Written problem: Go through the listing and set it down exactly, leaving out its pictures.

Data for this exercise:
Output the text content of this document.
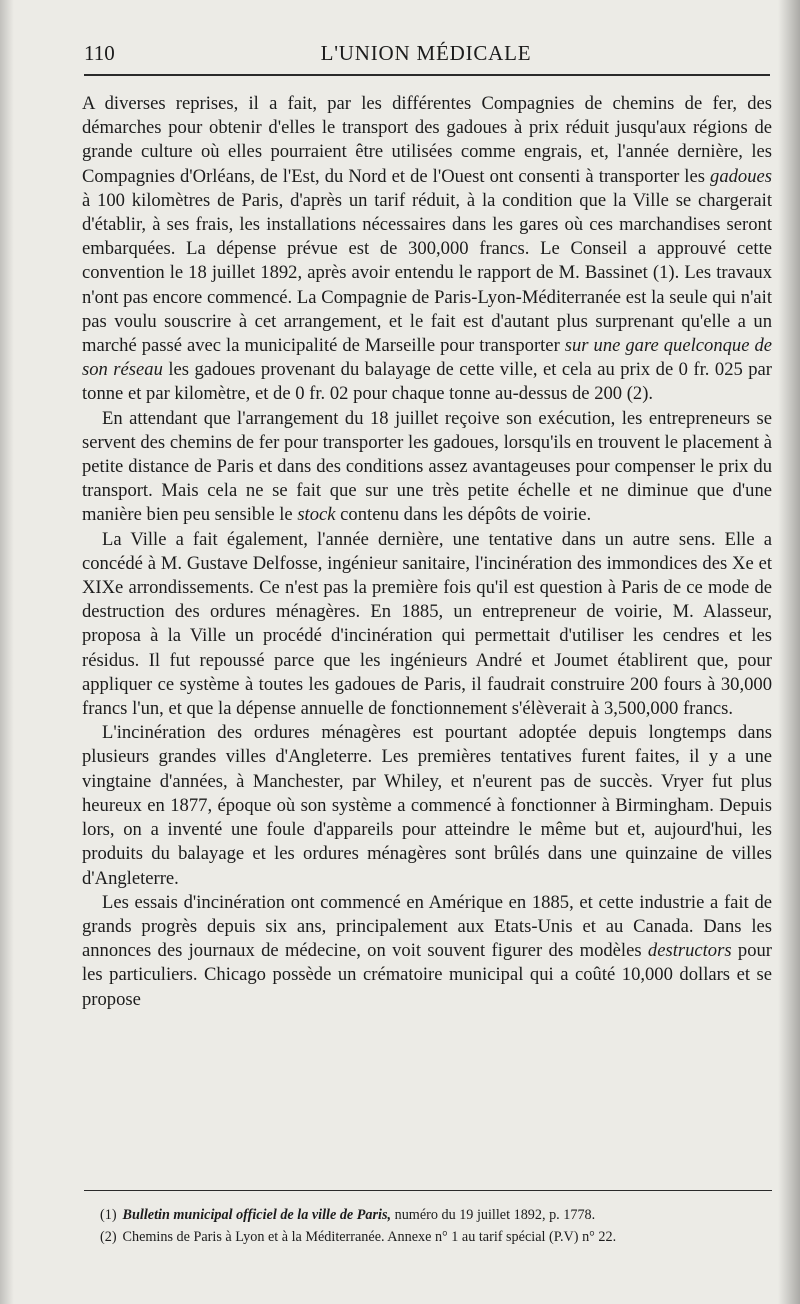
110	L'UNION MÉDICALE

A diverses reprises, il a fait, par les différentes Compagnies de chemins de fer, des démarches pour obtenir d'elles le transport des gadoues à prix réduit jusqu'aux régions de grande culture où elles pourraient être utilisées comme engrais, et, l'année dernière, les Compagnies d'Orléans, de l'Est, du Nord et de l'Ouest ont consenti à transporter les gadoues à 100 kilomètres de Paris, d'après un tarif réduit, à la condition que la Ville se chargerait d'établir, à ses frais, les installations nécessaires dans les gares où ces marchandises seront embarquées. La dépense prévue est de 300,000 francs. Le Conseil a approuvé cette convention le 18 juillet 1892, après avoir entendu le rapport de M. Bassinet (1). Les travaux n'ont pas encore commencé. La Compagnie de Paris-Lyon-Méditerranée est la seule qui n'ait pas voulu souscrire à cet arrangement, et le fait est d'autant plus surprenant qu'elle a un marché passé avec la municipalité de Marseille pour transporter sur une gare quelconque de son réseau les gadoues provenant du balayage de cette ville, et cela au prix de 0 fr. 025 par tonne et par kilomètre, et de 0 fr. 02 pour chaque tonne au-dessus de 200 (2).

En attendant que l'arrangement du 18 juillet reçoive son exécution, les entrepreneurs se servent des chemins de fer pour transporter les gadoues, lorsqu'ils en trouvent le placement à petite distance de Paris et dans des conditions assez avantageuses pour compenser le prix du transport. Mais cela ne se fait que sur une très petite échelle et ne diminue que d'une manière bien peu sensible le stock contenu dans les dépôts de voirie.

La Ville a fait également, l'année dernière, une tentative dans un autre sens. Elle a concédé à M. Gustave Delfosse, ingénieur sanitaire, l'incinération des immondices des Xe et XIXe arrondissements. Ce n'est pas la première fois qu'il est question à Paris de ce mode de destruction des ordures ménagères. En 1885, un entrepreneur de voirie, M. Alasseur, proposa à la Ville un procédé d'incinération qui permettait d'utiliser les cendres et les résidus. Il fut repoussé parce que les ingénieurs André et Joumet établirent que, pour appliquer ce système à toutes les gadoues de Paris, il faudrait construire 200 fours à 30,000 francs l'un, et que la dépense annuelle de fonctionnement s'élèverait à 3,500,000 francs.

L'incinération des ordures ménagères est pourtant adoptée depuis longtemps dans plusieurs grandes villes d'Angleterre. Les premières tentatives furent faites, il y a une vingtaine d'années, à Manchester, par Whiley, et n'eurent pas de succès. Vryer fut plus heureux en 1877, époque où son système a commencé à fonctionner à Birmingham. Depuis lors, on a inventé une foule d'appareils pour atteindre le même but et, aujourd'hui, les produits du balayage et les ordures ménagères sont brûlés dans une quinzaine de villes d'Angleterre.

Les essais d'incinération ont commencé en Amérique en 1885, et cette industrie a fait de grands progrès depuis six ans, principalement aux Etats-Unis et au Canada. Dans les annonces des journaux de médecine, on voit souvent figurer des modèles destructors pour les particuliers. Chicago possède un crématoire municipal qui a coûté 10,000 dollars et se propose

(1) Bulletin municipal officiel de la ville de Paris, numéro du 19 juillet 1892, p. 1778.

(2) Chemins de Paris à Lyon et à la Méditerranée. Annexe n° 1 au tarif spécial (P.V) n° 22.
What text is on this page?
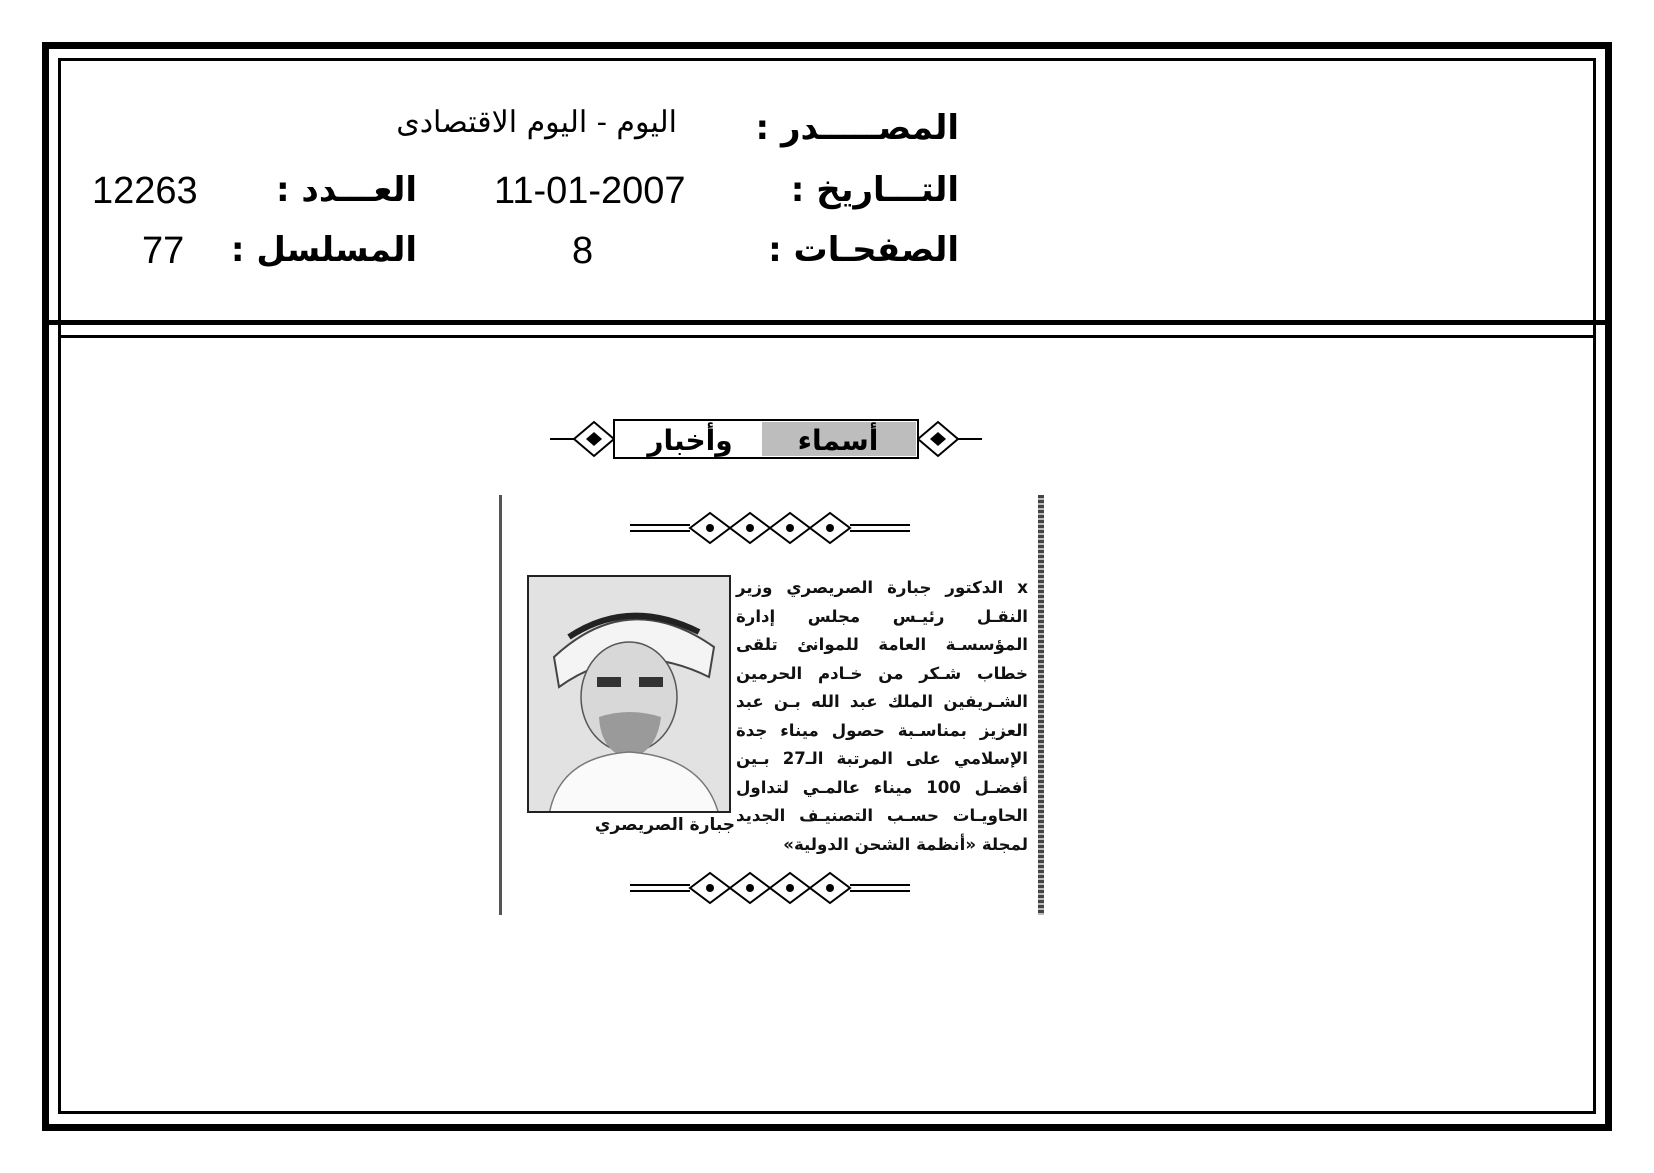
المصـــــدر :
اليوم - اليوم الاقتصادى
التـــاريخ :
11-01-2007
العـــدد :
12263
الصفحـات :
8
المسلسل :
77
وأخبار أسماء
جبارة الصريصري
x الدكتور جبارة الصريصري وزير النقـل رئيـس مجلس إدارة المؤسسـة العامة للموانئ تلقى خطاب شـكر من خـادم الحرمين الشـريفين الملك عبد الله بـن عبد العزيز بمناسـبة حصول ميناء جدة الإسلامي على المرتبة الـ27 بـين أفضـل 100 ميناء عالمـي لتداول الحاويـات حسـب التصنيـف الجديد لمجلة «أنظمة الشحن الدولية»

Complete response:
Output the text content of this document.
110	L'UNION MÉDICALE

A diverses reprises, il a fait, par les différentes Compagnies de chemins de fer, des démarches pour obtenir d'elles le transport des gadoues à prix réduit jusqu'aux régions de grande culture où elles pourraient être utilisées comme engrais, et, l'année dernière, les Compagnies d'Orléans, de l'Est, du Nord et de l'Ouest ont consenti à transporter les gadoues à 100 kilomètres de Paris, d'après un tarif réduit, à la condition que la Ville se chargerait d'établir, à ses frais, les installations nécessaires dans les gares où ces marchandises seront embarquées. La dépense prévue est de 300,000 francs. Le Conseil a approuvé cette convention le 18 juillet 1892, après avoir entendu le rapport de M. Bassinet (1). Les travaux n'ont pas encore commencé. La Compagnie de Paris-Lyon-Méditerranée est la seule qui n'ait pas voulu souscrire à cet arrangement, et le fait est d'autant plus surprenant qu'elle a un marché passé avec la municipalité de Marseille pour transporter sur une gare quelconque de son réseau les gadoues provenant du balayage de cette ville, et cela au prix de 0 fr. 025 par tonne et par kilomètre, et de 0 fr. 02 pour chaque tonne au-dessus de 200 (2).

En attendant que l'arrangement du 18 juillet reçoive son exécution, les entrepreneurs se servent des chemins de fer pour transporter les gadoues, lorsqu'ils en trouvent le placement à petite distance de Paris et dans des conditions assez avantageuses pour compenser le prix du transport. Mais cela ne se fait que sur une très petite échelle et ne diminue que d'une manière bien peu sensible le stock contenu dans les dépôts de voirie.

La Ville a fait également, l'année dernière, une tentative dans un autre sens. Elle a concédé à M. Gustave Delfosse, ingénieur sanitaire, l'incinération des immondices des Xe et XIXe arrondissements. Ce n'est pas la première fois qu'il est question à Paris de ce mode de destruction des ordures ménagères. En 1885, un entrepreneur de voirie, M. Alasseur, proposa à la Ville un procédé d'incinération qui permettait d'utiliser les cendres et les résidus. Il fut repoussé parce que les ingénieurs André et Joumet établirent que, pour appliquer ce système à toutes les gadoues de Paris, il faudrait construire 200 fours à 30,000 francs l'un, et que la dépense annuelle de fonctionnement s'élèverait à 3,500,000 francs.

L'incinération des ordures ménagères est pourtant adoptée depuis longtemps dans plusieurs grandes villes d'Angleterre. Les premières tentatives furent faites, il y a une vingtaine d'années, à Manchester, par Whiley, et n'eurent pas de succès. Vryer fut plus heureux en 1877, époque où son système a commencé à fonctionner à Birmingham. Depuis lors, on a inventé une foule d'appareils pour atteindre le même but et, aujourd'hui, les produits du balayage et les ordures ménagères sont brûlés dans une quinzaine de villes d'Angleterre.

Les essais d'incinération ont commencé en Amérique en 1885, et cette industrie a fait de grands progrès depuis six ans, principalement aux Etats-Unis et au Canada. Dans les annonces des journaux de médecine, on voit souvent figurer des modèles destructors pour les particuliers. Chicago possède un crématoire municipal qui a coûté 10,000 dollars et se propose

(1) Bulletin municipal officiel de la ville de Paris, numéro du 19 juillet 1892, p. 1778.

(2) Chemins de Paris à Lyon et à la Méditerranée. Annexe n° 1 au tarif spécial (P.V) n° 22.
What text is on this page?
المصـــــدر :
اليوم - اليوم الاقتصادى
التـــاريخ :
11-01-2007
العـــدد :
12263
الصفحـات :
8
المسلسل :
77
وأخبار أسماء
جبارة الصريصري
x الدكتور جبارة الصريصري وزير النقـل رئيـس مجلس إدارة المؤسسـة العامة للموانئ تلقى خطاب شـكر من خـادم الحرمين الشـريفين الملك عبد الله بـن عبد العزيز بمناسـبة حصول ميناء جدة الإسلامي على المرتبة الـ27 بـين أفضـل 100 ميناء عالمـي لتداول الحاويـات حسـب التصنيـف الجديد لمجلة «أنظمة الشحن الدولية»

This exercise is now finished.